#### INSTRUCTION:
Reproduce the listing below word for word, with no pictures.

#### DATA ROWS:

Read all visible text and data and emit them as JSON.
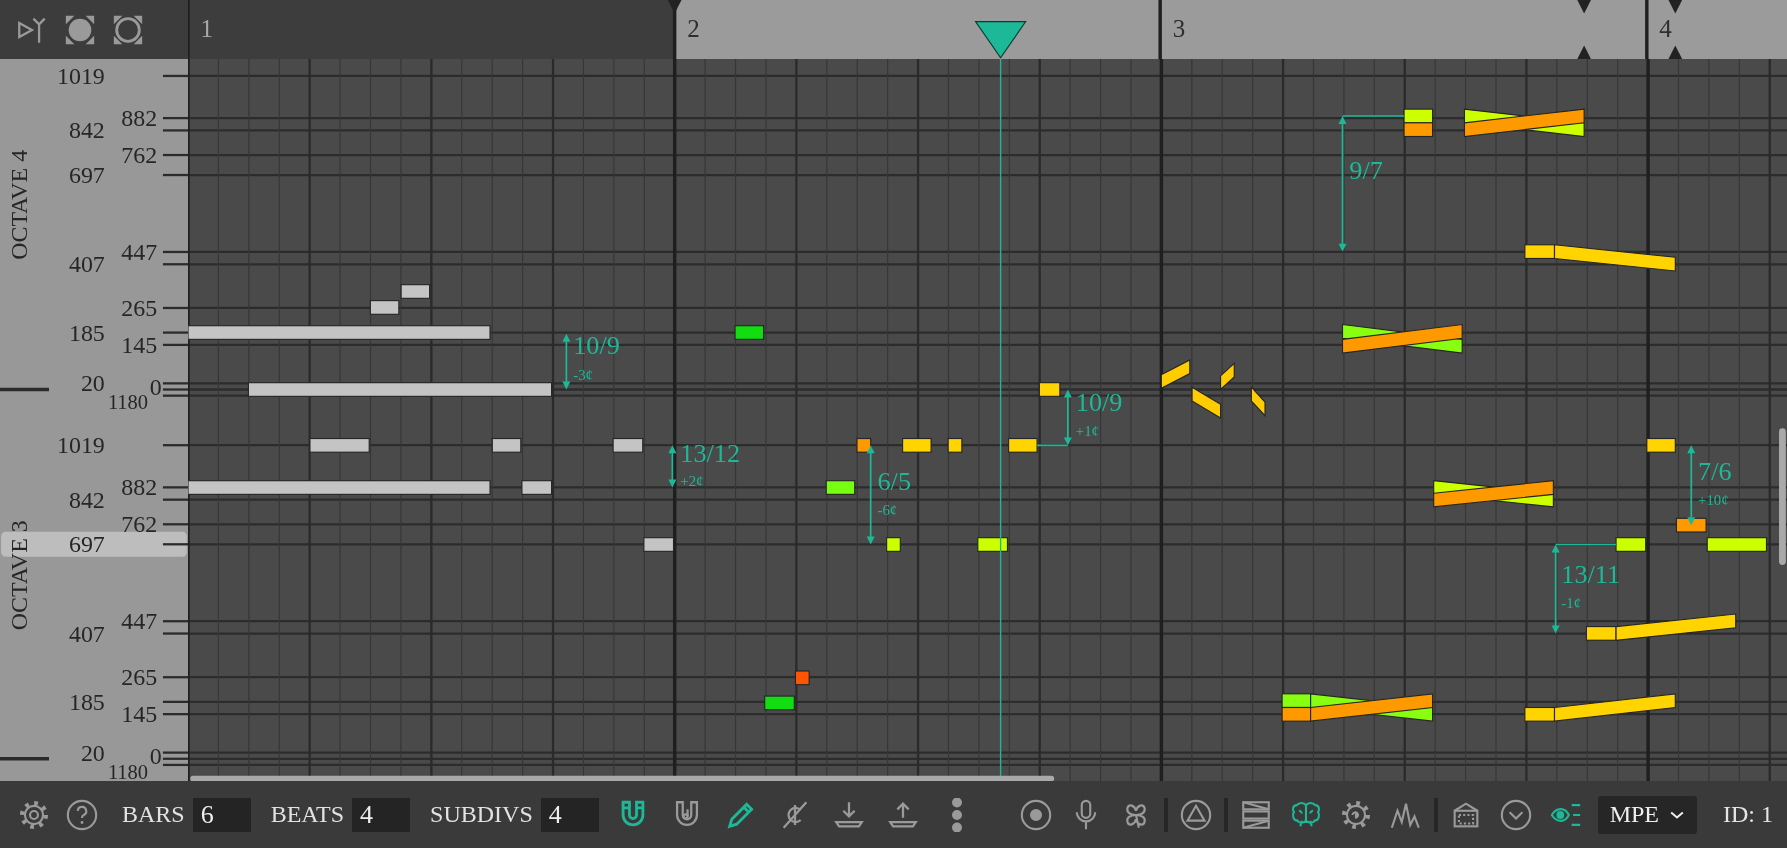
{
  "top_buttons": [
    {
      "on": false
    },
    {
      "on": false
    },
    {
      "on": false
    }
  ],
  "timeline": {
    "bars": [
      {
        "label": "1",
        "in_loop": false
      },
      {
        "label": "2",
        "in_loop": true
      },
      {
        "label": "3",
        "in_loop": true
      },
      {
        "label": "4",
        "in_loop": true
      }
    ]
  },
  "ruler": {
    "octaves": [
      {
        "label": "OCTAVE 4",
        "ticks": [
          {
            "text": "1019",
            "selected": false
          },
          {
            "text": "842",
            "selected": false
          },
          {
            "text": "697",
            "selected": false
          },
          {
            "text": "407",
            "selected": false
          },
          {
            "text": "185",
            "selected": false
          },
          {
            "text": "20",
            "selected": false
          },
          {
            "text": "882",
            "selected": false
          },
          {
            "text": "762",
            "selected": false
          },
          {
            "text": "447",
            "selected": false
          },
          {
            "text": "265",
            "selected": false
          },
          {
            "text": "145",
            "selected": false
          },
          {
            "text": "0",
            "selected": false
          }
        ]
      },
      {
        "label": "OCTAVE 3",
        "ticks": [
          {
            "text": "1019",
            "selected": false
          },
          {
            "text": "842",
            "selected": false
          },
          {
            "text": "697",
            "selected": true
          },
          {
            "text": "407",
            "selected": false
          },
          {
            "text": "185",
            "selected": false
          },
          {
            "text": "20",
            "selected": false
          },
          {
            "text": "1180",
            "selected": false
          },
          {
            "text": "882",
            "selected": false
          },
          {
            "text": "762",
            "selected": false
          },
          {
            "text": "447",
            "selected": false
          },
          {
            "text": "265",
            "selected": false
          },
          {
            "text": "145",
            "selected": false
          },
          {
            "text": "0",
            "selected": false
          }
        ]
      },
      {
        "ticks": [
          {
            "text": "1180",
            "selected": false
          }
        ]
      }
    ]
  },
  "notes": [
    {
      "kind": "step",
      "color": "#c4c4c4"
    },
    {
      "kind": "step",
      "color": "#c4c4c4"
    },
    {
      "kind": "step",
      "color": "#c4c4c4"
    },
    {
      "kind": "step",
      "color": "#c4c4c4"
    },
    {
      "kind": "step",
      "color": "#c4c4c4"
    },
    {
      "kind": "step",
      "color": "#c4c4c4"
    },
    {
      "kind": "step",
      "color": "#c4c4c4"
    },
    {
      "kind": "step",
      "color": "#c4c4c4"
    },
    {
      "kind": "step",
      "color": "#c4c4c4"
    },
    {
      "kind": "step",
      "color": "#c4c4c4"
    },
    {
      "kind": "step",
      "color": "#11dd11"
    },
    {
      "kind": "step",
      "color": "#11dd11"
    },
    {
      "kind": "step",
      "color": "#ff5500"
    },
    {
      "kind": "step",
      "color": "#77ff11"
    },
    {
      "kind": "step",
      "color": "#ff9900"
    },
    {
      "kind": "step",
      "color": "#ffd400"
    },
    {
      "kind": "step",
      "color": "#ffd400"
    },
    {
      "kind": "step",
      "color": "#ccff00"
    },
    {
      "kind": "step",
      "color": "#ccff00"
    },
    {
      "kind": "step",
      "color": "#ffd400"
    },
    {
      "kind": "step",
      "color": "#ffd400"
    },
    {
      "kind": "glide",
      "color": "#ffcc00"
    },
    {
      "kind": "glide",
      "color": "#ffcc00"
    },
    {
      "kind": "glide",
      "color": "#ffcc00"
    },
    {
      "kind": "glide",
      "color": "#ffcc00"
    },
    {
      "kind": "step",
      "color": "#88ff11"
    },
    {
      "kind": "step",
      "color": "#ff9900"
    },
    {
      "kind": "cross_glide",
      "parts": [
        {
          "color": "#88ff11"
        },
        {
          "color": "#ff9900"
        }
      ]
    },
    {
      "kind": "cross_glide",
      "parts": [
        {
          "color": "#88ff11"
        },
        {
          "color": "#ff9900"
        }
      ]
    },
    {
      "kind": "step",
      "color": "#ccff00"
    },
    {
      "kind": "step",
      "color": "#ff9900"
    },
    {
      "kind": "cross_glide",
      "parts": [
        {
          "color": "#ccff00"
        },
        {
          "color": "#ff9900"
        }
      ]
    },
    {
      "kind": "cross_glide",
      "parts": [
        {
          "color": "#ccff00"
        },
        {
          "color": "#ff9900"
        }
      ]
    },
    {
      "kind": "step",
      "color": "#ffd400"
    },
    {
      "kind": "glide",
      "color": "#ffd400"
    },
    {
      "kind": "step",
      "color": "#ffd400"
    },
    {
      "kind": "glide",
      "color": "#ffd400"
    },
    {
      "kind": "step",
      "color": "#ffd400"
    },
    {
      "kind": "glide",
      "color": "#ffd400"
    },
    {
      "kind": "step",
      "color": "#ccff00"
    },
    {
      "kind": "step",
      "color": "#ffd400"
    },
    {
      "kind": "step",
      "color": "#ff9900"
    },
    {
      "kind": "step",
      "color": "#ccff00"
    }
  ],
  "intervals": [
    {
      "ratio": "10/9",
      "cents": "-3¢"
    },
    {
      "ratio": "13/12",
      "cents": "+2¢"
    },
    {
      "ratio": "6/5",
      "cents": "-6¢"
    },
    {
      "ratio": "10/9",
      "cents": "+1¢"
    },
    {
      "ratio": "9/7"
    },
    {
      "ratio": "7/6",
      "cents": "+10¢"
    },
    {
      "ratio": "13/11",
      "cents": "-1¢"
    }
  ],
  "toolbar": {
    "left_buttons": [
      {
        "on": false
      },
      {
        "on": false
      }
    ],
    "fields": [
      {
        "label": "BARS",
        "value": "6"
      },
      {
        "label": "BEATS",
        "value": "4"
      },
      {
        "label": "SUBDIVS",
        "value": "4"
      }
    ],
    "tool_buttons": [
      {
        "on": true
      },
      {
        "on": false
      },
      {
        "on": true
      },
      {
        "on": false
      },
      {
        "on": false
      },
      {
        "on": false
      },
      {
        "on": false
      }
    ],
    "right_groups": [
      [
        {
          "on": false
        },
        {
          "on": false
        },
        {
          "on": false
        }
      ],
      [
        {
          "on": false
        }
      ],
      [
        {
          "on": false
        },
        {
          "on": true
        },
        {
          "on": false
        },
        {
          "on": false
        }
      ],
      [
        {
          "on": false
        },
        {
          "on": false
        },
        {
          "on": true
        }
      ]
    ],
    "mode_dropdown": {
      "value": "MPE"
    },
    "id_label": "ID: 1"
  }
}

#### ANSWER TO THIS EXERCISE:
Read all visible text and data and emit them as JSON.
{
  "top_buttons": [
    {
      "on": false
    },
    {
      "on": false
    },
    {
      "on": false
    }
  ],
  "timeline": {
    "bars": [
      {
        "label": "1",
        "in_loop": false
      },
      {
        "label": "2",
        "in_loop": true
      },
      {
        "label": "3",
        "in_loop": true
      },
      {
        "label": "4",
        "in_loop": true
      }
    ]
  },
  "ruler": {
    "octaves": [
      {
        "label": "OCTAVE 4",
        "ticks": [
          {
            "text": "1019",
            "selected": false
          },
          {
            "text": "842",
            "selected": false
          },
          {
            "text": "697",
            "selected": false
          },
          {
            "text": "407",
            "selected": false
          },
          {
            "text": "185",
            "selected": false
          },
          {
            "text": "20",
            "selected": false
          },
          {
            "text": "882",
            "selected": false
          },
          {
            "text": "762",
            "selected": false
          },
          {
            "text": "447",
            "selected": false
          },
          {
            "text": "265",
            "selected": false
          },
          {
            "text": "145",
            "selected": false
          },
          {
            "text": "0",
            "selected": false
          }
        ]
      },
      {
        "label": "OCTAVE 3",
        "ticks": [
          {
            "text": "1019",
            "selected": false
          },
          {
            "text": "842",
            "selected": false
          },
          {
            "text": "697",
            "selected": true
          },
          {
            "text": "407",
            "selected": false
          },
          {
            "text": "185",
            "selected": false
          },
          {
            "text": "20",
            "selected": false
          },
          {
            "text": "1180",
            "selected": false
          },
          {
            "text": "882",
            "selected": false
          },
          {
            "text": "762",
            "selected": false
          },
          {
            "text": "447",
            "selected": false
          },
          {
            "text": "265",
            "selected": false
          },
          {
            "text": "145",
            "selected": false
          },
          {
            "text": "0",
            "selected": false
          }
        ]
      },
      {
        "ticks": [
          {
            "text": "1180",
            "selected": false
          }
        ]
      }
    ]
  },
  "notes": [
    {
      "kind": "step",
      "color": "#c4c4c4"
    },
    {
      "kind": "step",
      "color": "#c4c4c4"
    },
    {
      "kind": "step",
      "color": "#c4c4c4"
    },
    {
      "kind": "step",
      "color": "#c4c4c4"
    },
    {
      "kind": "step",
      "color": "#c4c4c4"
    },
    {
      "kind": "step",
      "color": "#c4c4c4"
    },
    {
      "kind": "step",
      "color": "#c4c4c4"
    },
    {
      "kind": "step",
      "color": "#c4c4c4"
    },
    {
      "kind": "step",
      "color": "#c4c4c4"
    },
    {
      "kind": "step",
      "color": "#c4c4c4"
    },
    {
      "kind": "step",
      "color": "#11dd11"
    },
    {
      "kind": "step",
      "color": "#11dd11"
    },
    {
      "kind": "step",
      "color": "#ff5500"
    },
    {
      "kind": "step",
      "color": "#77ff11"
    },
    {
      "kind": "step",
      "color": "#ff9900"
    },
    {
      "kind": "step",
      "color": "#ffd400"
    },
    {
      "kind": "step",
      "color": "#ffd400"
    },
    {
      "kind": "step",
      "color": "#ccff00"
    },
    {
      "kind": "step",
      "color": "#ccff00"
    },
    {
      "kind": "step",
      "color": "#ffd400"
    },
    {
      "kind": "step",
      "color": "#ffd400"
    },
    {
      "kind": "glide",
      "color": "#ffcc00"
    },
    {
      "kind": "glide",
      "color": "#ffcc00"
    },
    {
      "kind": "glide",
      "color": "#ffcc00"
    },
    {
      "kind": "glide",
      "color": "#ffcc00"
    },
    {
      "kind": "step",
      "color": "#88ff11"
    },
    {
      "kind": "step",
      "color": "#ff9900"
    },
    {
      "kind": "cross_glide",
      "parts": [
        {
          "color": "#88ff11"
        },
        {
          "color": "#ff9900"
        }
      ]
    },
    {
      "kind": "cross_glide",
      "parts": [
        {
          "color": "#88ff11"
        },
        {
          "color": "#ff9900"
        }
      ]
    },
    {
      "kind": "step",
      "color": "#ccff00"
    },
    {
      "kind": "step",
      "color": "#ff9900"
    },
    {
      "kind": "cross_glide",
      "parts": [
        {
          "color": "#ccff00"
        },
        {
          "color": "#ff9900"
        }
      ]
    },
    {
      "kind": "cross_glide",
      "parts": [
        {
          "color": "#ccff00"
        },
        {
          "color": "#ff9900"
        }
      ]
    },
    {
      "kind": "step",
      "color": "#ffd400"
    },
    {
      "kind": "glide",
      "color": "#ffd400"
    },
    {
      "kind": "step",
      "color": "#ffd400"
    },
    {
      "kind": "glide",
      "color": "#ffd400"
    },
    {
      "kind": "step",
      "color": "#ffd400"
    },
    {
      "kind": "glide",
      "color": "#ffd400"
    },
    {
      "kind": "step",
      "color": "#ccff00"
    },
    {
      "kind": "step",
      "color": "#ffd400"
    },
    {
      "kind": "step",
      "color": "#ff9900"
    },
    {
      "kind": "step",
      "color": "#ccff00"
    }
  ],
  "intervals": [
    {
      "ratio": "10/9",
      "cents": "-3¢"
    },
    {
      "ratio": "13/12",
      "cents": "+2¢"
    },
    {
      "ratio": "6/5",
      "cents": "-6¢"
    },
    {
      "ratio": "10/9",
      "cents": "+1¢"
    },
    {
      "ratio": "9/7"
    },
    {
      "ratio": "7/6",
      "cents": "+10¢"
    },
    {
      "ratio": "13/11",
      "cents": "-1¢"
    }
  ],
  "toolbar": {
    "left_buttons": [
      {
        "on": false
      },
      {
        "on": false
      }
    ],
    "fields": [
      {
        "label": "BARS",
        "value": "6"
      },
      {
        "label": "BEATS",
        "value": "4"
      },
      {
        "label": "SUBDIVS",
        "value": "4"
      }
    ],
    "tool_buttons": [
      {
        "on": true
      },
      {
        "on": false
      },
      {
        "on": true
      },
      {
        "on": false
      },
      {
        "on": false
      },
      {
        "on": false
      },
      {
        "on": false
      }
    ],
    "right_groups": [
      [
        {
          "on": false
        },
        {
          "on": false
        },
        {
          "on": false
        }
      ],
      [
        {
          "on": false
        }
      ],
      [
        {
          "on": false
        },
        {
          "on": true
        },
        {
          "on": false
        },
        {
          "on": false
        }
      ],
      [
        {
          "on": false
        },
        {
          "on": false
        },
        {
          "on": true
        }
      ]
    ],
    "mode_dropdown": {
      "value": "MPE"
    },
    "id_label": "ID: 1"
  }
}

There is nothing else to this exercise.